----- Stored rows -----

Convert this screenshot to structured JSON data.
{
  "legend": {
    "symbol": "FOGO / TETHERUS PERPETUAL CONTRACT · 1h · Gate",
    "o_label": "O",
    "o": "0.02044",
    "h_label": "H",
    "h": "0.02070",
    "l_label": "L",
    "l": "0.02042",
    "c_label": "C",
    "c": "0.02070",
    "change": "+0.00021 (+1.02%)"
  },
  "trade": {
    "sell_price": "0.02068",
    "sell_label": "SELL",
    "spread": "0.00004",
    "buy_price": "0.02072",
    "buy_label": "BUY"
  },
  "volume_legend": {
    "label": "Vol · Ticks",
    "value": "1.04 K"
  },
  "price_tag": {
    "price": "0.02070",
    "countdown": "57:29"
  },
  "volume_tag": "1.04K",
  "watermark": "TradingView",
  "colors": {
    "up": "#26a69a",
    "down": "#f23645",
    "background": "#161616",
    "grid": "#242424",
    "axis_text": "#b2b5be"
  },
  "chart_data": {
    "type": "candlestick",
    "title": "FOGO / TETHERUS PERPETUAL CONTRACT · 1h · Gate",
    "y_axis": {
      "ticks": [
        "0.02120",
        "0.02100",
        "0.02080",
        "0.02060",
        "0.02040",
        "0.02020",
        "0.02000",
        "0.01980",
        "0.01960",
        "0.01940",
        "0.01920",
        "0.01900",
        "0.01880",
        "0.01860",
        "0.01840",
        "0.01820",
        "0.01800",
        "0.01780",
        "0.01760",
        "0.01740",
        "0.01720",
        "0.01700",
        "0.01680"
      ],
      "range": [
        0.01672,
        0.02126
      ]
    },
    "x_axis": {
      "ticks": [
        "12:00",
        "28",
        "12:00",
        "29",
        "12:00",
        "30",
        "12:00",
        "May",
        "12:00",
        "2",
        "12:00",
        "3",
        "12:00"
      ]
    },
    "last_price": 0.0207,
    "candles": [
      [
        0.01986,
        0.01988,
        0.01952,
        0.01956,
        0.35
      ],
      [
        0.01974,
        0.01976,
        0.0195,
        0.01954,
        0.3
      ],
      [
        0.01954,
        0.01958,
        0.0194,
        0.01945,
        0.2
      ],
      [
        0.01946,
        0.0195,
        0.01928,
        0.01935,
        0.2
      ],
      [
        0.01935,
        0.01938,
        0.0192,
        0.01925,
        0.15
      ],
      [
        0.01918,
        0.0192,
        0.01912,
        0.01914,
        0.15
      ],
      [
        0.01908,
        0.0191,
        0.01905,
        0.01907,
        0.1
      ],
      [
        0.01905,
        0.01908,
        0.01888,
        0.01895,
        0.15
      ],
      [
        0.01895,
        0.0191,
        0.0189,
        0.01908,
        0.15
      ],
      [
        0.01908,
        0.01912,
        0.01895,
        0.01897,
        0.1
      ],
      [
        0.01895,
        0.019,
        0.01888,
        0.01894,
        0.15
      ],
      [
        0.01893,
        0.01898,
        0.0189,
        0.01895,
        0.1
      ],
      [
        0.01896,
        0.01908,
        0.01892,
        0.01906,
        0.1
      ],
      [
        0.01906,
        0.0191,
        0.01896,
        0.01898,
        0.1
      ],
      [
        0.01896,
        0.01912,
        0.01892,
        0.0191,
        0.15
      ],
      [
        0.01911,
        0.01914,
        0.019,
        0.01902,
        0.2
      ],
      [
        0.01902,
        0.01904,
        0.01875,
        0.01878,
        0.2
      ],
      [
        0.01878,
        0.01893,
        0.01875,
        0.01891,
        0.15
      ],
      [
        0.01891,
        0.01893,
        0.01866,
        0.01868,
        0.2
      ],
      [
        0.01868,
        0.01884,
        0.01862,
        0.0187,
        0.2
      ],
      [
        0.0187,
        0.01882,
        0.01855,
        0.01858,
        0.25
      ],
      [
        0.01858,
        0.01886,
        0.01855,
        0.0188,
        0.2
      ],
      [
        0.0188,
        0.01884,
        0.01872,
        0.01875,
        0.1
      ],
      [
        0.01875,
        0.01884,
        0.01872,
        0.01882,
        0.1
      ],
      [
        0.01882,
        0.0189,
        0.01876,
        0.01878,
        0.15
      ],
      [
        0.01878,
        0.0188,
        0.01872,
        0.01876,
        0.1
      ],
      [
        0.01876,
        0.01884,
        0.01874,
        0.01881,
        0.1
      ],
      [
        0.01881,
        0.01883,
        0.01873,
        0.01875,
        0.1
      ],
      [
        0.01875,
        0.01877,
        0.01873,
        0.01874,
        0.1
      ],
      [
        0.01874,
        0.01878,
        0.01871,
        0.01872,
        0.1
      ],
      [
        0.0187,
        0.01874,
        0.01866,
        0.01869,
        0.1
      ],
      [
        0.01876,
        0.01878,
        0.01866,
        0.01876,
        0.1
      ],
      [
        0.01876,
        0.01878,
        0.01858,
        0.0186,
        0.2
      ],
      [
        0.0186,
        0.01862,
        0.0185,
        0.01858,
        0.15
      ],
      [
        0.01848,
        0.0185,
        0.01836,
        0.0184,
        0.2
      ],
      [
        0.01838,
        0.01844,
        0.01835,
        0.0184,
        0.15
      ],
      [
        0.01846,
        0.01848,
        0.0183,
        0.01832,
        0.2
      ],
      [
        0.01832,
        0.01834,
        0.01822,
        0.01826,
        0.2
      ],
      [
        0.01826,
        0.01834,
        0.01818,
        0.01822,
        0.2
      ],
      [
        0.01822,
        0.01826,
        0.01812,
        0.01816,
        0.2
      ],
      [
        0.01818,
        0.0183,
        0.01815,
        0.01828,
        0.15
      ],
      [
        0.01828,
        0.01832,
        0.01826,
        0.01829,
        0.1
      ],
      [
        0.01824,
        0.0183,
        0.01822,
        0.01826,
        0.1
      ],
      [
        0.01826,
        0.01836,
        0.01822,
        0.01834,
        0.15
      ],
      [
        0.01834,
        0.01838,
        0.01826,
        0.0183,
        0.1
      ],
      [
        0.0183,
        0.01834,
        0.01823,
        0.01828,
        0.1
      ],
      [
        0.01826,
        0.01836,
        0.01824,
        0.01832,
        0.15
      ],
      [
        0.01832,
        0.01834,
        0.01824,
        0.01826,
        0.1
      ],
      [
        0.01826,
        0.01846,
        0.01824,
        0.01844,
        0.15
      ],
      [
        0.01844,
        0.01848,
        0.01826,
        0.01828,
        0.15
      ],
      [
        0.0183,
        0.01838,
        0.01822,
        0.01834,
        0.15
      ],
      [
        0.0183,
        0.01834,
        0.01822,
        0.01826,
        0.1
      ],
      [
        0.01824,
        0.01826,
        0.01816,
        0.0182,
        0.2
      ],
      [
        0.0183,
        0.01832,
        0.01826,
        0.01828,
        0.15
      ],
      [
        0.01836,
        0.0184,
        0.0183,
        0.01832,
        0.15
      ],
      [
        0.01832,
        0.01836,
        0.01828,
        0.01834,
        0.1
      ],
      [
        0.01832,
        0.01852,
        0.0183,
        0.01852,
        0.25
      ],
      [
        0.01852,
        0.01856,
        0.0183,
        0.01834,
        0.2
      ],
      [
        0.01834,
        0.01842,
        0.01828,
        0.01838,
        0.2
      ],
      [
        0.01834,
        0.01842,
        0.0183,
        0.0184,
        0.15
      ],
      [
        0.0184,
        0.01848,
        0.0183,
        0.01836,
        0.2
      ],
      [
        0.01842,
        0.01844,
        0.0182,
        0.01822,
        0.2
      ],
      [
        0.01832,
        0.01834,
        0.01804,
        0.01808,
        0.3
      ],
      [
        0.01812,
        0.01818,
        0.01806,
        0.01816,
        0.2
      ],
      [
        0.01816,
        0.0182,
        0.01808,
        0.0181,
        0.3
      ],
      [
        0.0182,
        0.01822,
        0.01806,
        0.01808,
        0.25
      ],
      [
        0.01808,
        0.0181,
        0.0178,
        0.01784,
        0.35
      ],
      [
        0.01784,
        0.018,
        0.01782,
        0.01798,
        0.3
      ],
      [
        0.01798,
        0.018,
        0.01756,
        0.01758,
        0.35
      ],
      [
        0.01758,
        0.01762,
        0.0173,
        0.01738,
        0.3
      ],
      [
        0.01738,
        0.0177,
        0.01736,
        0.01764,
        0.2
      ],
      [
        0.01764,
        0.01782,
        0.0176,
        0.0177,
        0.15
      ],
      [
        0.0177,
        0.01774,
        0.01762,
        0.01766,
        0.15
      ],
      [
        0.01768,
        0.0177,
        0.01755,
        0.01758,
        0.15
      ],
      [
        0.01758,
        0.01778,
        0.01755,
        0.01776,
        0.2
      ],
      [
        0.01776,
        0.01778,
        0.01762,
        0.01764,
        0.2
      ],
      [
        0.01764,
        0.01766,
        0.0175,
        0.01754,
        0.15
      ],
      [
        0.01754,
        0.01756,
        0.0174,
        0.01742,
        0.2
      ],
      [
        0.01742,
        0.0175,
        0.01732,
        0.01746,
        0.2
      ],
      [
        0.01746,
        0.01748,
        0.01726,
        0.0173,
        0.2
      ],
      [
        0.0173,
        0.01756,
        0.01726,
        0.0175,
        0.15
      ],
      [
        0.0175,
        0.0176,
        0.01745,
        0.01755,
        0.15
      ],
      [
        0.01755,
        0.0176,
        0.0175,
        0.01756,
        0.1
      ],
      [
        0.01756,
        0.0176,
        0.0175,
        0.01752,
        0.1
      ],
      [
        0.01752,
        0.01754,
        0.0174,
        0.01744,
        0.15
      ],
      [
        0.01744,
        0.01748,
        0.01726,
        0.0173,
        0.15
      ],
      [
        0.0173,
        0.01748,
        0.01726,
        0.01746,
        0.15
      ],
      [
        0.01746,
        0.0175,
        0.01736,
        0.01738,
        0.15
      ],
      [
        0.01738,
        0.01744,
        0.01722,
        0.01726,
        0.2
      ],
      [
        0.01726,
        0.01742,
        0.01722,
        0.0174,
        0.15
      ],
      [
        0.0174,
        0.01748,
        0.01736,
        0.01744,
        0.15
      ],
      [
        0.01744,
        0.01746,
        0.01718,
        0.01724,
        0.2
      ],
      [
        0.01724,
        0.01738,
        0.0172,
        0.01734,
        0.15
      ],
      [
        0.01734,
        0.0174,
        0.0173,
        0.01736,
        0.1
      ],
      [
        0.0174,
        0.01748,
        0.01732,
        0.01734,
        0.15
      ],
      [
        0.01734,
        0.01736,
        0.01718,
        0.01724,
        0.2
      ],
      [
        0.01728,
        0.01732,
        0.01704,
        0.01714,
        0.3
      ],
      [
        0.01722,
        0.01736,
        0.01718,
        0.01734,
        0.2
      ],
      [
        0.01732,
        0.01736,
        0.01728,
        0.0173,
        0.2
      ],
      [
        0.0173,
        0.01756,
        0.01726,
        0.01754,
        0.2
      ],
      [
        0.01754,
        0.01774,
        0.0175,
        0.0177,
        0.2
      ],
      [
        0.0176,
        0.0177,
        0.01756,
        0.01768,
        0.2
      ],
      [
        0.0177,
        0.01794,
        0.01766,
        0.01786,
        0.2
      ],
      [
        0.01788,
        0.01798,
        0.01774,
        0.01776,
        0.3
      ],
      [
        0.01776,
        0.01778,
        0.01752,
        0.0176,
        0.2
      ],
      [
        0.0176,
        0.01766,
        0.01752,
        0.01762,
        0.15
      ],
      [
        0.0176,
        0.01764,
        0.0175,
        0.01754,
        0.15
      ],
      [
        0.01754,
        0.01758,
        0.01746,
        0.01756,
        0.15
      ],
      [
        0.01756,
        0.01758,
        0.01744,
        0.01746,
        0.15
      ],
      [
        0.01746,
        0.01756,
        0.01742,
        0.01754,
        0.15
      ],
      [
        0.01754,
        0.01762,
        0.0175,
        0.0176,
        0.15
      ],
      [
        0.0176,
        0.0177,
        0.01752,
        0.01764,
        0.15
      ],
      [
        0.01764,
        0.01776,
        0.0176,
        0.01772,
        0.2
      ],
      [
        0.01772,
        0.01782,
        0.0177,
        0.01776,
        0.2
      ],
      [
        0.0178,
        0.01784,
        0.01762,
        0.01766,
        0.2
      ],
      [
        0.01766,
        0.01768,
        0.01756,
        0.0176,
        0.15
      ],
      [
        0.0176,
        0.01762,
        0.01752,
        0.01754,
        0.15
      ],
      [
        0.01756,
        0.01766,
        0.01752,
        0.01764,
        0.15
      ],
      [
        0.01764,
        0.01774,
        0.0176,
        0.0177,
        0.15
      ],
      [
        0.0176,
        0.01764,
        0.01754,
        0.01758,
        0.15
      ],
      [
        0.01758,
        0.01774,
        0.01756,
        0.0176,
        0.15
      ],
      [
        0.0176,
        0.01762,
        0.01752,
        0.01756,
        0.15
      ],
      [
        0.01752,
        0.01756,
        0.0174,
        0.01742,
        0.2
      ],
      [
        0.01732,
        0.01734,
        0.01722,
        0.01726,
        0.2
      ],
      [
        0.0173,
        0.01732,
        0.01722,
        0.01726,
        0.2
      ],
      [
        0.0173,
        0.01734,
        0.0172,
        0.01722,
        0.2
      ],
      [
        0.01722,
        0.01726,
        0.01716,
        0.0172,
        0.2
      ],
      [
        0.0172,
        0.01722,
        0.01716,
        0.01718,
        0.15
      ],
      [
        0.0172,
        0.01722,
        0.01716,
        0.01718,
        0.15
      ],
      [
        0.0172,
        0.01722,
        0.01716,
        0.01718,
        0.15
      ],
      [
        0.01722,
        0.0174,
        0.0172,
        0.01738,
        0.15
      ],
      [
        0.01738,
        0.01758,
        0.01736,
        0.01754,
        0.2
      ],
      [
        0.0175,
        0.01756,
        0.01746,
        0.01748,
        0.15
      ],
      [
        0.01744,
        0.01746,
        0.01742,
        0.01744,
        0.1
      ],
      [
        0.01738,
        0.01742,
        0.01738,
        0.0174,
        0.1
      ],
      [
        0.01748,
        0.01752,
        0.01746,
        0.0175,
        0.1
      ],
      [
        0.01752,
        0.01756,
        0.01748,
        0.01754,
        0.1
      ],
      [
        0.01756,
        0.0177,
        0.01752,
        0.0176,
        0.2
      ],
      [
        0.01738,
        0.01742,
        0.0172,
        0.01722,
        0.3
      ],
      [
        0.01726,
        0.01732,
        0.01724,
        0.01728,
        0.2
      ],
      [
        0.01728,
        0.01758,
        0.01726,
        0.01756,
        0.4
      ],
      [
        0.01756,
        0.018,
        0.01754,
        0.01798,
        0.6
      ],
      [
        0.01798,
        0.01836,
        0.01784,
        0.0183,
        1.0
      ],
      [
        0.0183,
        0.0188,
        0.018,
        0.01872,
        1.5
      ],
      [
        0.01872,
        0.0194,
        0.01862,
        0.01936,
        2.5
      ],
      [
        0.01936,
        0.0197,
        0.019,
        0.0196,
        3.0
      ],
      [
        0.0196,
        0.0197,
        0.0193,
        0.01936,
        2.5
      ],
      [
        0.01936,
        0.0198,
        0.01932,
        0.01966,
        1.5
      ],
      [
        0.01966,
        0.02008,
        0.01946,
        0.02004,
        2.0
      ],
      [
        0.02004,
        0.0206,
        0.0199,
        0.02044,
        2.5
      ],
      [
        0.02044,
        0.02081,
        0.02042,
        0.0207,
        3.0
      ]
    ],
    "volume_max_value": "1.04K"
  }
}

-----
----- Stored rows -----

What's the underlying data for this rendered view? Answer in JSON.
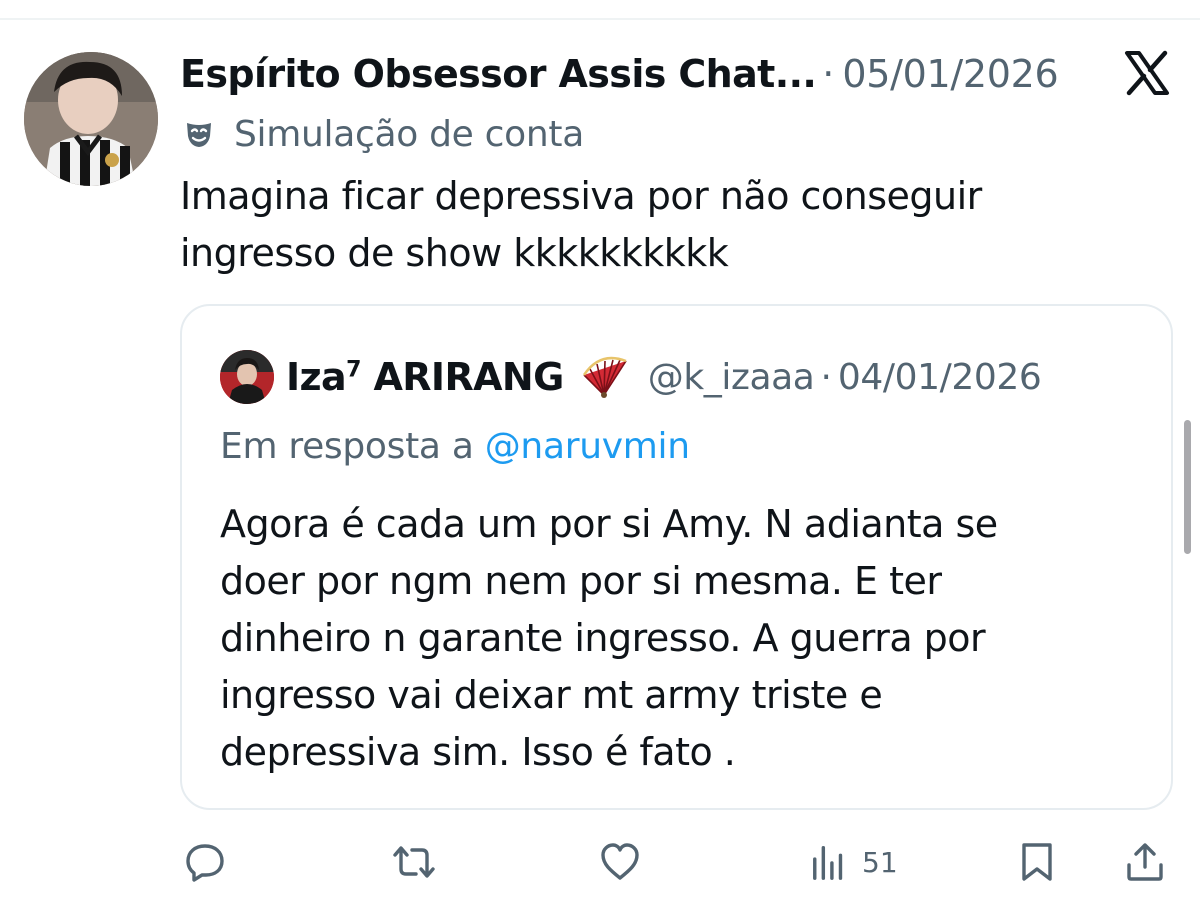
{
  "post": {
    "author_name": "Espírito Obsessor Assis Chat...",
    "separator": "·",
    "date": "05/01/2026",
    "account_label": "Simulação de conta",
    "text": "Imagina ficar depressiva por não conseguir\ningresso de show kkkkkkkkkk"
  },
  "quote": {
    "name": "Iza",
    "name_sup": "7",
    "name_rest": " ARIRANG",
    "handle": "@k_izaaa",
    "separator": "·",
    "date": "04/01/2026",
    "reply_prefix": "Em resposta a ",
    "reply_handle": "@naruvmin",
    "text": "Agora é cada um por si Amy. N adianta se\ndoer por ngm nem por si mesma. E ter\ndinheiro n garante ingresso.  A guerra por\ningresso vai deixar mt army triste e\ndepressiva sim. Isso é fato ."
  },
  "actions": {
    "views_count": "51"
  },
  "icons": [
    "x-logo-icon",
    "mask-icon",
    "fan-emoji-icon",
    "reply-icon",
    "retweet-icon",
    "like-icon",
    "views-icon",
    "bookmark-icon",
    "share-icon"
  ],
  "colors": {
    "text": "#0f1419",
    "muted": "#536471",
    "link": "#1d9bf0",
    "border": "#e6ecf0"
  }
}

-----

**The task**. Using the listing, copy every line where the word "TETHERUS" shows up.

**Expected output**.
    "symbol": "FOGO / TETHERUS PERPETUAL CONTRACT · 1h · Gate",
    "title": "FOGO / TETHERUS PERPETUAL CONTRACT · 1h · Gate",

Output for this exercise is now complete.